WHAT IS ASKED: Find the string "which" in the data, then copy every line where it is found.

RECORDS SHOWN:
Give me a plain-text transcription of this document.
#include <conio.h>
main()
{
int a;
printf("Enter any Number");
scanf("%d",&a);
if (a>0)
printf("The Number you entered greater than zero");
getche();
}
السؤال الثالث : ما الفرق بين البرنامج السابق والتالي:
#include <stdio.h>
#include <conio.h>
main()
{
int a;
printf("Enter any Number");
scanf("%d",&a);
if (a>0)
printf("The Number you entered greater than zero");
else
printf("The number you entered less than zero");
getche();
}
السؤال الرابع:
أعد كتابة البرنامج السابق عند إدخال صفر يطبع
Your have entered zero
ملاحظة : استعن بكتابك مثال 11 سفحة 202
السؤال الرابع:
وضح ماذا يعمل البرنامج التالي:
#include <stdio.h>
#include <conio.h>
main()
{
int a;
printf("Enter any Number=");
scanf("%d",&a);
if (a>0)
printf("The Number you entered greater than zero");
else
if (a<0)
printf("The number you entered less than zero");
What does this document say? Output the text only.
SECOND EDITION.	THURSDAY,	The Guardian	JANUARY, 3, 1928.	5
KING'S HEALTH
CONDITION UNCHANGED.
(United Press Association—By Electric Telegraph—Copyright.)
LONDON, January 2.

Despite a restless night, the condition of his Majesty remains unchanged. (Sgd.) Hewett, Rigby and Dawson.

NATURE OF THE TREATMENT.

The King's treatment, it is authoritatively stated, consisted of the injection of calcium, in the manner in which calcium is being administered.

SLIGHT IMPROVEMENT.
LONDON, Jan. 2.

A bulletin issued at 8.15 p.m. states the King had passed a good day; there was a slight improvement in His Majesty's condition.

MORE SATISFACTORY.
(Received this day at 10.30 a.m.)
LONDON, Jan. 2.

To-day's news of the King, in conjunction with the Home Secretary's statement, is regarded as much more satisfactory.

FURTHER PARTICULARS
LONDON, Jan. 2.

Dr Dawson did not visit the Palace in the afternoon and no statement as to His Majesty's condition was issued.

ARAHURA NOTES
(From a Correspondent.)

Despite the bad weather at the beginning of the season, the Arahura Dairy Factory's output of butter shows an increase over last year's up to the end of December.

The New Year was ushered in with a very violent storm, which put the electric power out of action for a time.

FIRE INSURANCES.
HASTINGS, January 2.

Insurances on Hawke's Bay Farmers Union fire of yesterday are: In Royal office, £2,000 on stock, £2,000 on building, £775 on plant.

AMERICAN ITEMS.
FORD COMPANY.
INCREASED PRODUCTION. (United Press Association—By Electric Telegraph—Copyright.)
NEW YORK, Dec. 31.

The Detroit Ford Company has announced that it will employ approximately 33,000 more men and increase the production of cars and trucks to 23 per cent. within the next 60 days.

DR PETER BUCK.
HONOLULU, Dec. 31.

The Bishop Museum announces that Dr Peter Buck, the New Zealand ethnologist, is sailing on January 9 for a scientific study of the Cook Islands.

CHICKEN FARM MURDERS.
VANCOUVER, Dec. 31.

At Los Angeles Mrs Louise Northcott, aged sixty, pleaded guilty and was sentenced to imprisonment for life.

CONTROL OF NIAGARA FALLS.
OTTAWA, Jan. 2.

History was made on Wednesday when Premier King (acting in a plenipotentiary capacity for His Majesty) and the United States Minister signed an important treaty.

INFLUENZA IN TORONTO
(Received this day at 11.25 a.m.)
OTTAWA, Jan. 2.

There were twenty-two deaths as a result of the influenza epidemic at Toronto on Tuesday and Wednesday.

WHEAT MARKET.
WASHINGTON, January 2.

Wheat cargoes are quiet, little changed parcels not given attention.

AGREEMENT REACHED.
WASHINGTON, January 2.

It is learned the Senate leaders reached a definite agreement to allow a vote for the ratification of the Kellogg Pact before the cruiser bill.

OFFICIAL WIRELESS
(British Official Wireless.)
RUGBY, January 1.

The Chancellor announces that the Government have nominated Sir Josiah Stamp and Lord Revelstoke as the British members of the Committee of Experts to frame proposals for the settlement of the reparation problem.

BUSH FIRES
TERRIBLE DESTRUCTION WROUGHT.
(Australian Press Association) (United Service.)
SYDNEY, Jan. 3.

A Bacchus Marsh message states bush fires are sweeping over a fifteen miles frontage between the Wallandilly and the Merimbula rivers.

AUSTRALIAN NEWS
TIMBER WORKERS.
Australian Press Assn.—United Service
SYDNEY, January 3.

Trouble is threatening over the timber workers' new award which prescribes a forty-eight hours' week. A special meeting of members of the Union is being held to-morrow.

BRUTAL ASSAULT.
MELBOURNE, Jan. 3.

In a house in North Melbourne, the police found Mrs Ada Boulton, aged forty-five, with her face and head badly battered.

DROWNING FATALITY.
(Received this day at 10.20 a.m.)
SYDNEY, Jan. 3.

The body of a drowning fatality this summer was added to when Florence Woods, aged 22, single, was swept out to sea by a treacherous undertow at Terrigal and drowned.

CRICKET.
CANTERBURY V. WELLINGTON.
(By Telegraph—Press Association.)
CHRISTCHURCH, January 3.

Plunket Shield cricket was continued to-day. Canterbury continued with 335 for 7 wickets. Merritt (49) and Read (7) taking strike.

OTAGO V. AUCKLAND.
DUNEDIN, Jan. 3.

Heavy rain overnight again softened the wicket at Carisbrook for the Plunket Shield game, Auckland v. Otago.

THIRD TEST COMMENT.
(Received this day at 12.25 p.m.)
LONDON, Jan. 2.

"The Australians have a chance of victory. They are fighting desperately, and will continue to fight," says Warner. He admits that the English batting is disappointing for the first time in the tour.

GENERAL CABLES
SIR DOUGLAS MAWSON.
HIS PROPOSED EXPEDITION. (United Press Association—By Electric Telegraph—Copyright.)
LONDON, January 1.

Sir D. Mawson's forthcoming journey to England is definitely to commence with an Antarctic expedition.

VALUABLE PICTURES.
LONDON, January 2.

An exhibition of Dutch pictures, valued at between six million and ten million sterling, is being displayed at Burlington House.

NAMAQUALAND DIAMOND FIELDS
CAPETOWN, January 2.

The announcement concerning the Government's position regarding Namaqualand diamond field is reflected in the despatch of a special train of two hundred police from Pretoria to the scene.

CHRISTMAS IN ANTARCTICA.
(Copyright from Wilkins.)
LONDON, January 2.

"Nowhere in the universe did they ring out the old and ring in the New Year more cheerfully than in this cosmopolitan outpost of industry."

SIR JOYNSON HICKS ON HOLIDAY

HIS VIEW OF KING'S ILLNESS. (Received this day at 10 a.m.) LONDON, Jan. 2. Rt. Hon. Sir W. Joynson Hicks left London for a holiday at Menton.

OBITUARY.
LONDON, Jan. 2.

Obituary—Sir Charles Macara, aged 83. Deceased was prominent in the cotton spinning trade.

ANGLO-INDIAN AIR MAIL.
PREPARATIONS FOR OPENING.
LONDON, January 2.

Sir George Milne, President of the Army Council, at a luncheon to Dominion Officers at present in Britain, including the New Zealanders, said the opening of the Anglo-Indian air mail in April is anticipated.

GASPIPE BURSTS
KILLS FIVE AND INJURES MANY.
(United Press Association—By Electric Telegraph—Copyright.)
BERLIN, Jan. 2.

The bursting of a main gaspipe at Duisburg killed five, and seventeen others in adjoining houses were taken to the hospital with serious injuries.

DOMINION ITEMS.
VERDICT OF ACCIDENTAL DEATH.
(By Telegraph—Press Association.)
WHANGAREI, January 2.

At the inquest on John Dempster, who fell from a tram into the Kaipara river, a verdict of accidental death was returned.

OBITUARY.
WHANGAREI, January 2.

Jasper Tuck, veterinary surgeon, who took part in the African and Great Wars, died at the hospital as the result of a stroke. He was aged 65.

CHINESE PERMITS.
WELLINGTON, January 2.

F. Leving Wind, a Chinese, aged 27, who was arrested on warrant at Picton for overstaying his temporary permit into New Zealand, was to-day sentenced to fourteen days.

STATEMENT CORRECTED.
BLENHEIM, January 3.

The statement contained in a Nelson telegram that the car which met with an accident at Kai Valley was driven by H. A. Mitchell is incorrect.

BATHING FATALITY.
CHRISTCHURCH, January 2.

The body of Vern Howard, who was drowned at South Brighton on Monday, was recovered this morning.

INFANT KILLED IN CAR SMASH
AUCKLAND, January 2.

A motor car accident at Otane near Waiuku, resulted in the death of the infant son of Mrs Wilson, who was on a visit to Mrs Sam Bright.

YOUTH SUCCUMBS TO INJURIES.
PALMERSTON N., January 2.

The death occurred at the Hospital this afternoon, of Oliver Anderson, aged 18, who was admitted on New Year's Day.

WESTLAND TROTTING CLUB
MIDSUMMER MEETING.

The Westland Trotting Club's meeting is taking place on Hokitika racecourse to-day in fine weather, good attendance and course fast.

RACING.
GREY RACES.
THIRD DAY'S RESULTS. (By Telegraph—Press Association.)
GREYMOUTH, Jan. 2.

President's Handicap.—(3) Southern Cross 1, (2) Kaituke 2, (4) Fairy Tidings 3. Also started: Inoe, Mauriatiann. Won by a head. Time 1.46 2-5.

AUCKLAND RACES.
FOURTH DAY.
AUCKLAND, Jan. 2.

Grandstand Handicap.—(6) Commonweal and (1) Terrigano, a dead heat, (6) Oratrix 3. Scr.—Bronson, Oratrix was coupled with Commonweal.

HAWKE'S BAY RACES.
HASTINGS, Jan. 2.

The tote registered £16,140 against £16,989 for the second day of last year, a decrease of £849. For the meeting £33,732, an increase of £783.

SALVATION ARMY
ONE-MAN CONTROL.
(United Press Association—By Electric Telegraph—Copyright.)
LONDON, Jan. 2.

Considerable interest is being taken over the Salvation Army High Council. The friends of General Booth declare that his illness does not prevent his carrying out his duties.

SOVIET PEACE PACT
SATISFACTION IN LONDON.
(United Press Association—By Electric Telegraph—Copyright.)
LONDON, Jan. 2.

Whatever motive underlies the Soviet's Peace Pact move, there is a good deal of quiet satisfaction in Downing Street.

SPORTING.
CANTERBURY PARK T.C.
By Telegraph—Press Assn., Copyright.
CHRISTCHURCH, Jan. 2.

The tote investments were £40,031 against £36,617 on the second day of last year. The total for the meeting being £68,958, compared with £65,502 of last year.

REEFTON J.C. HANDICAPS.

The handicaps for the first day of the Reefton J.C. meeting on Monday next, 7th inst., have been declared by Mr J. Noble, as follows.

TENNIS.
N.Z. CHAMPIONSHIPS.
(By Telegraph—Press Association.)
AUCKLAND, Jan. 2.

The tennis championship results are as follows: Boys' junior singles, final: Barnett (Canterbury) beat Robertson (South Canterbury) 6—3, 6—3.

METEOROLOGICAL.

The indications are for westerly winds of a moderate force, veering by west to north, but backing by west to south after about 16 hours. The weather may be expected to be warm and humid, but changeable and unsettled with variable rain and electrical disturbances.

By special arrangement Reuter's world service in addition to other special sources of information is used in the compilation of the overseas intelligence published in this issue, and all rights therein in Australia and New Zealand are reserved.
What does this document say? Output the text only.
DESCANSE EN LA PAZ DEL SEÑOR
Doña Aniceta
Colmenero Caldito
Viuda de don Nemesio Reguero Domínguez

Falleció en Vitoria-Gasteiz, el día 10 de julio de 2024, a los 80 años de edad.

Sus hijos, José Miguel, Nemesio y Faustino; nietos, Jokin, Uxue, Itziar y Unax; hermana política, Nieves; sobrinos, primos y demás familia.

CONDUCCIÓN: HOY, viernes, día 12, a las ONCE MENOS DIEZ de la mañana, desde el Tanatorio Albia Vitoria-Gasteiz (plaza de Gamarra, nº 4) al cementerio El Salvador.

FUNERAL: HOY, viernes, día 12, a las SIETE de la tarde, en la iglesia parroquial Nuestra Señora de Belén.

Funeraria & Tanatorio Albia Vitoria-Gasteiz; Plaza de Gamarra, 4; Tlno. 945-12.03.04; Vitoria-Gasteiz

FULL ANSWER:
The King's treatment, it is authoritatively stated, consisted of the injection of calcium, in the manner in which calcium is being administered.
The New Year was ushered in with a very violent storm, which put the electric power out of action for a time.
Trouble is threatening over the timber workers' new award which prescribes a forty-eight hours' week. A special meeting of members of the Union is being held to-morrow.
The statement contained in a Nelson telegram that the car which met with an accident at Kai Valley was driven by H. A. Mitchell is incorrect.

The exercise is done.